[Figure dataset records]

--- Start ---

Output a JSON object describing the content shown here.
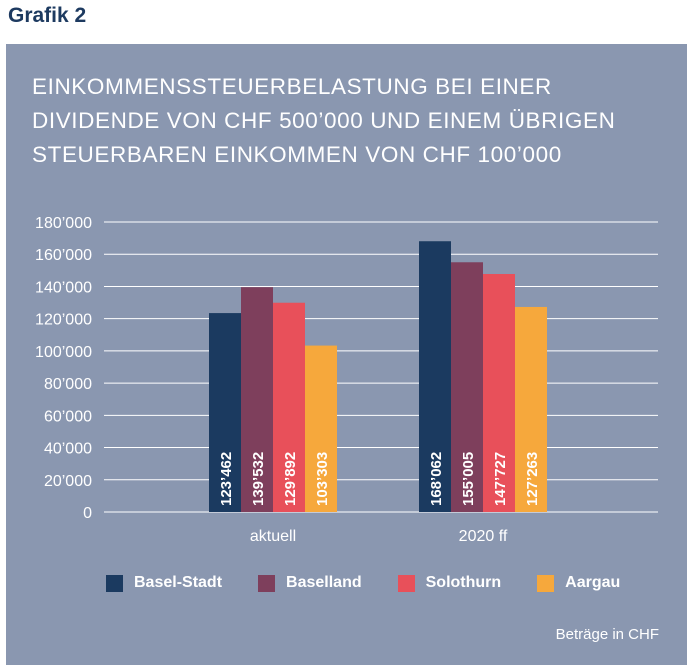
{
  "grafik_label": "Grafik 2",
  "title_lines": [
    "EINKOMMENSSTEUERBELASTUNG BEI EINER",
    "DIVIDENDE VON CHF 500’000 UND EINEM ÜBRIGEN",
    "STEUERBAREN EINKOMMEN VON CHF 100’000"
  ],
  "note": "Beträge in CHF",
  "chart_data": {
    "type": "bar",
    "title": "EINKOMMENSSTEUERBELASTUNG BEI EINER DIVIDENDE VON CHF 500’000 UND EINEM ÜBRIGEN STEUERBAREN EINKOMMEN VON CHF 100’000",
    "categories": [
      "aktuell",
      "2020 ff"
    ],
    "series": [
      {
        "name": "Basel-Stadt",
        "color": "#1b3a60",
        "values": [
          123462,
          168062
        ],
        "labels": [
          "123’462",
          "168’062"
        ]
      },
      {
        "name": "Baselland",
        "color": "#7e3f5c",
        "values": [
          139532,
          155005
        ],
        "labels": [
          "139’532",
          "155’005"
        ]
      },
      {
        "name": "Solothurn",
        "color": "#e8505a",
        "values": [
          129892,
          147727
        ],
        "labels": [
          "129’892",
          "147’727"
        ]
      },
      {
        "name": "Aargau",
        "color": "#f6a83c",
        "values": [
          103303,
          127263
        ],
        "labels": [
          "103’303",
          "127’263"
        ]
      }
    ],
    "ylim": [
      0,
      180000
    ],
    "yticks": [
      0,
      20000,
      40000,
      60000,
      80000,
      100000,
      120000,
      140000,
      160000,
      180000
    ],
    "ytick_labels": [
      "0",
      "20’000",
      "40’000",
      "60’000",
      "80’000",
      "100’000",
      "120’000",
      "140’000",
      "160’000",
      "180’000"
    ],
    "grid": true,
    "legend_position": "bottom"
  }
}
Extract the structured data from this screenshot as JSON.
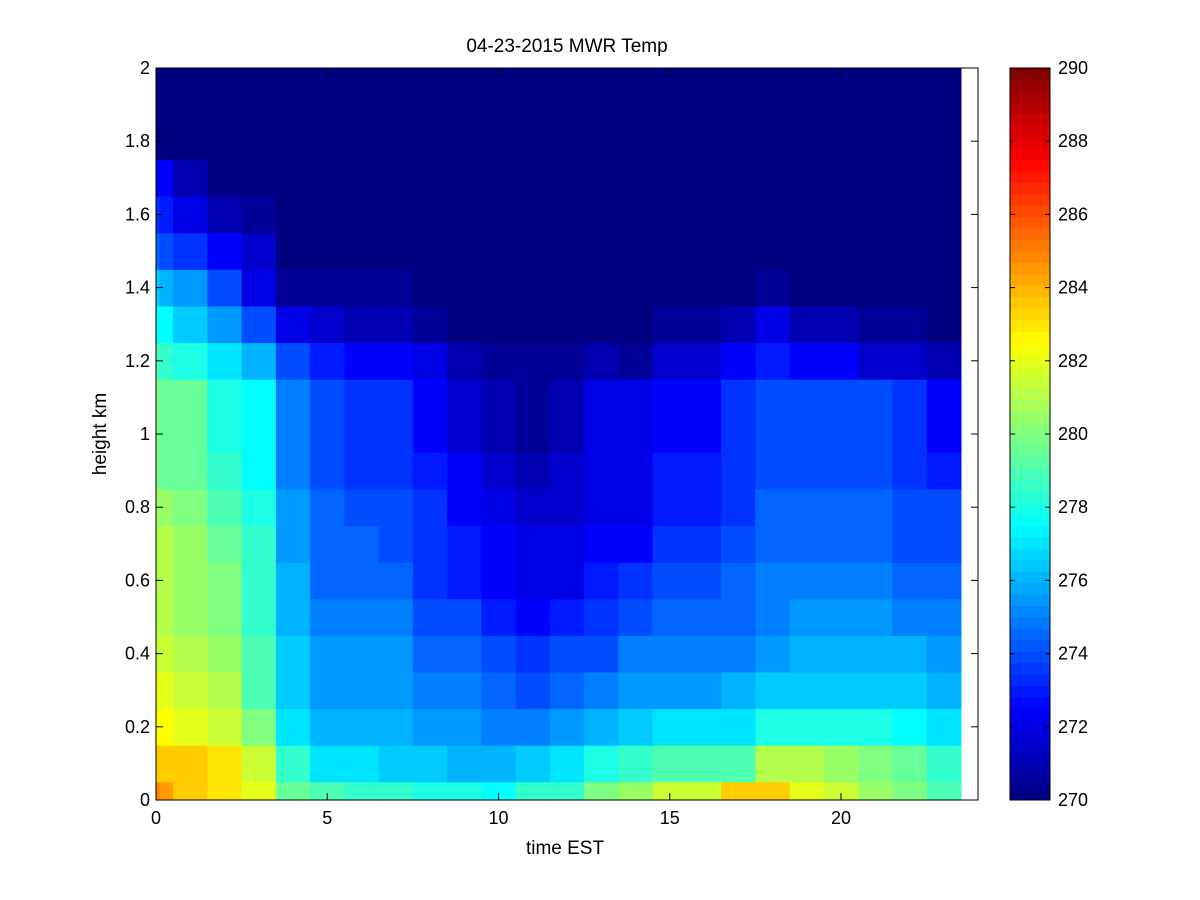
{
  "chart_data": {
    "type": "heatmap",
    "title": "04-23-2015 MWR Temp",
    "xlabel": "time EST",
    "ylabel": "height km",
    "xlim": [
      0,
      24
    ],
    "ylim": [
      0,
      2
    ],
    "x_ticks": [
      0,
      5,
      10,
      15,
      20
    ],
    "y_ticks": [
      0,
      0.2,
      0.4,
      0.6,
      0.8,
      1,
      1.2,
      1.4,
      1.6,
      1.8,
      2
    ],
    "x_tick_labels": [
      "0",
      "5",
      "10",
      "15",
      "20"
    ],
    "y_tick_labels": [
      "0",
      "0.2",
      "0.4",
      "0.6",
      "0.8",
      "1",
      "1.2",
      "1.4",
      "1.6",
      "1.8",
      "2"
    ],
    "colormap": "jet",
    "color_limits": [
      270,
      290
    ],
    "colorbar_ticks": [
      270,
      272,
      274,
      276,
      278,
      280,
      282,
      284,
      286,
      288,
      290
    ],
    "colorbar_tick_labels": [
      "270",
      "272",
      "274",
      "276",
      "278",
      "280",
      "282",
      "284",
      "286",
      "288",
      "290"
    ],
    "grid": false,
    "time_edges": [
      0,
      0.1,
      0.5,
      1.5,
      2.5,
      3.5,
      4.5,
      5.5,
      6.5,
      7.5,
      8.5,
      9.5,
      10.5,
      11.5,
      12.5,
      13.5,
      14.5,
      15.5,
      16.5,
      17.5,
      18.5,
      19.5,
      20.5,
      21.5,
      22.5,
      23.5
    ],
    "height_edges": [
      0,
      0.05,
      0.15,
      0.25,
      0.35,
      0.45,
      0.55,
      0.65,
      0.75,
      0.85,
      0.95,
      1.05,
      1.15,
      1.25,
      1.35,
      1.45,
      1.55,
      1.65,
      1.75,
      1.85,
      2.0
    ],
    "values": [
      [
        285.0,
        284.5,
        283.5,
        283.0,
        282.0,
        279.5,
        279.0,
        278.5,
        278.5,
        278.0,
        278.0,
        277.5,
        278.5,
        278.5,
        280.0,
        280.5,
        281.5,
        281.5,
        283.5,
        283.5,
        282.0,
        281.5,
        280.5,
        280.0,
        279.0
      ],
      [
        283.5,
        283.5,
        283.5,
        283.0,
        281.5,
        278.5,
        277.0,
        277.0,
        276.5,
        276.5,
        276.0,
        276.0,
        276.5,
        277.0,
        278.0,
        278.5,
        279.0,
        279.0,
        279.0,
        281.0,
        281.0,
        280.5,
        280.0,
        279.5,
        278.5
      ],
      [
        282.5,
        282.5,
        282.0,
        281.5,
        280.0,
        277.0,
        276.0,
        276.0,
        276.0,
        275.5,
        275.5,
        275.0,
        275.0,
        275.5,
        276.0,
        276.5,
        277.0,
        277.0,
        277.0,
        278.0,
        278.0,
        278.0,
        278.0,
        277.5,
        277.0
      ],
      [
        282.0,
        282.0,
        281.5,
        281.0,
        279.0,
        276.5,
        275.5,
        275.5,
        275.5,
        275.0,
        275.0,
        274.5,
        274.0,
        274.5,
        275.0,
        275.5,
        275.5,
        275.5,
        276.0,
        276.5,
        276.5,
        276.5,
        276.5,
        276.5,
        276.0
      ],
      [
        281.5,
        281.5,
        281.0,
        280.5,
        279.0,
        276.5,
        275.5,
        275.5,
        275.5,
        274.5,
        274.5,
        274.0,
        273.5,
        274.0,
        274.0,
        275.0,
        275.0,
        275.0,
        275.0,
        275.5,
        276.0,
        276.0,
        276.0,
        276.0,
        275.5
      ],
      [
        281.0,
        281.0,
        280.5,
        280.0,
        278.5,
        276.0,
        275.0,
        275.0,
        275.0,
        274.0,
        274.0,
        273.0,
        272.5,
        273.0,
        273.5,
        274.0,
        274.5,
        274.5,
        274.5,
        275.0,
        275.5,
        275.5,
        275.5,
        275.0,
        275.0
      ],
      [
        281.0,
        281.0,
        280.5,
        280.0,
        278.5,
        276.0,
        274.5,
        274.5,
        274.5,
        273.5,
        273.0,
        272.5,
        272.0,
        272.0,
        273.0,
        273.5,
        274.0,
        274.0,
        274.5,
        275.0,
        275.0,
        275.0,
        275.0,
        274.5,
        274.5
      ],
      [
        281.0,
        281.0,
        280.5,
        279.5,
        278.5,
        275.5,
        274.5,
        274.5,
        274.0,
        273.5,
        273.0,
        272.5,
        272.0,
        272.0,
        272.5,
        272.5,
        273.5,
        273.5,
        274.0,
        274.5,
        274.5,
        274.5,
        274.5,
        274.0,
        274.0
      ],
      [
        280.5,
        280.5,
        280.0,
        279.0,
        278.0,
        275.5,
        274.5,
        274.0,
        274.0,
        273.5,
        272.5,
        272.0,
        271.5,
        271.5,
        272.0,
        272.0,
        273.0,
        273.0,
        273.5,
        274.5,
        274.5,
        274.5,
        274.5,
        274.0,
        274.0
      ],
      [
        280.0,
        279.5,
        279.5,
        278.5,
        277.5,
        275.0,
        274.0,
        273.5,
        273.5,
        273.0,
        272.5,
        271.5,
        271.0,
        271.5,
        272.0,
        272.0,
        273.0,
        273.0,
        273.5,
        274.0,
        274.0,
        274.0,
        274.0,
        273.5,
        273.0
      ],
      [
        280.0,
        279.5,
        279.5,
        278.0,
        277.5,
        275.0,
        274.0,
        273.5,
        273.5,
        272.5,
        271.5,
        271.0,
        270.5,
        271.0,
        272.0,
        272.0,
        272.5,
        272.5,
        273.5,
        274.0,
        274.0,
        274.0,
        274.0,
        273.5,
        272.5
      ],
      [
        280.0,
        279.5,
        279.5,
        278.0,
        277.5,
        275.0,
        274.0,
        273.5,
        273.5,
        272.5,
        271.5,
        271.0,
        270.5,
        271.0,
        272.0,
        272.0,
        272.5,
        272.5,
        273.5,
        274.0,
        274.0,
        274.0,
        274.0,
        273.5,
        272.5
      ],
      [
        279.0,
        278.5,
        278.0,
        277.0,
        276.0,
        274.0,
        273.0,
        272.5,
        272.5,
        272.0,
        271.0,
        270.5,
        270.5,
        270.5,
        271.0,
        270.5,
        271.5,
        271.5,
        272.5,
        273.0,
        272.5,
        272.5,
        271.5,
        271.5,
        271.0
      ],
      [
        277.5,
        277.5,
        276.5,
        275.5,
        274.0,
        272.0,
        271.5,
        271.0,
        271.0,
        270.5,
        270.0,
        270.0,
        270.0,
        270.0,
        270.0,
        270.0,
        270.5,
        270.5,
        271.0,
        272.0,
        271.0,
        271.0,
        270.5,
        270.5,
        270.0
      ],
      [
        276.5,
        276.0,
        275.5,
        274.0,
        272.0,
        270.5,
        270.5,
        270.5,
        270.5,
        270.0,
        270.0,
        270.0,
        270.0,
        270.0,
        270.0,
        270.0,
        270.0,
        270.0,
        270.0,
        270.5,
        270.0,
        270.0,
        270.0,
        270.0,
        270.0
      ],
      [
        274.5,
        274.0,
        273.5,
        272.5,
        271.5,
        270.0,
        270.0,
        270.0,
        270.0,
        270.0,
        270.0,
        270.0,
        270.0,
        270.0,
        270.0,
        270.0,
        270.0,
        270.0,
        270.0,
        270.0,
        270.0,
        270.0,
        270.0,
        270.0,
        270.0
      ],
      [
        273.5,
        273.0,
        272.0,
        271.0,
        270.5,
        270.0,
        270.0,
        270.0,
        270.0,
        270.0,
        270.0,
        270.0,
        270.0,
        270.0,
        270.0,
        270.0,
        270.0,
        270.0,
        270.0,
        270.0,
        270.0,
        270.0,
        270.0,
        270.0,
        270.0
      ],
      [
        272.5,
        272.5,
        271.0,
        270.0,
        270.0,
        270.0,
        270.0,
        270.0,
        270.0,
        270.0,
        270.0,
        270.0,
        270.0,
        270.0,
        270.0,
        270.0,
        270.0,
        270.0,
        270.0,
        270.0,
        270.0,
        270.0,
        270.0,
        270.0,
        270.0
      ],
      [
        270.0,
        270.0,
        270.0,
        270.0,
        270.0,
        270.0,
        270.0,
        270.0,
        270.0,
        270.0,
        270.0,
        270.0,
        270.0,
        270.0,
        270.0,
        270.0,
        270.0,
        270.0,
        270.0,
        270.0,
        270.0,
        270.0,
        270.0,
        270.0,
        270.0
      ],
      [
        270.0,
        270.0,
        270.0,
        270.0,
        270.0,
        270.0,
        270.0,
        270.0,
        270.0,
        270.0,
        270.0,
        270.0,
        270.0,
        270.0,
        270.0,
        270.0,
        270.0,
        270.0,
        270.0,
        270.0,
        270.0,
        270.0,
        270.0,
        270.0,
        270.0
      ]
    ]
  }
}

--- End ---

> [Job] Show every line from the entries above in which "DIVIDENDE" appears.

> [Task result]
    "DIVIDENDE VON CHF 500’000 UND EINEM ÜBRIGEN",
    "title": "EINKOMMENSSTEUERBELASTUNG BEI EINER DIVIDENDE VON CHF 500’000 UND EINEM ÜBRIGEN STEUERBAREN EINKOMMEN VON CHF 100’000",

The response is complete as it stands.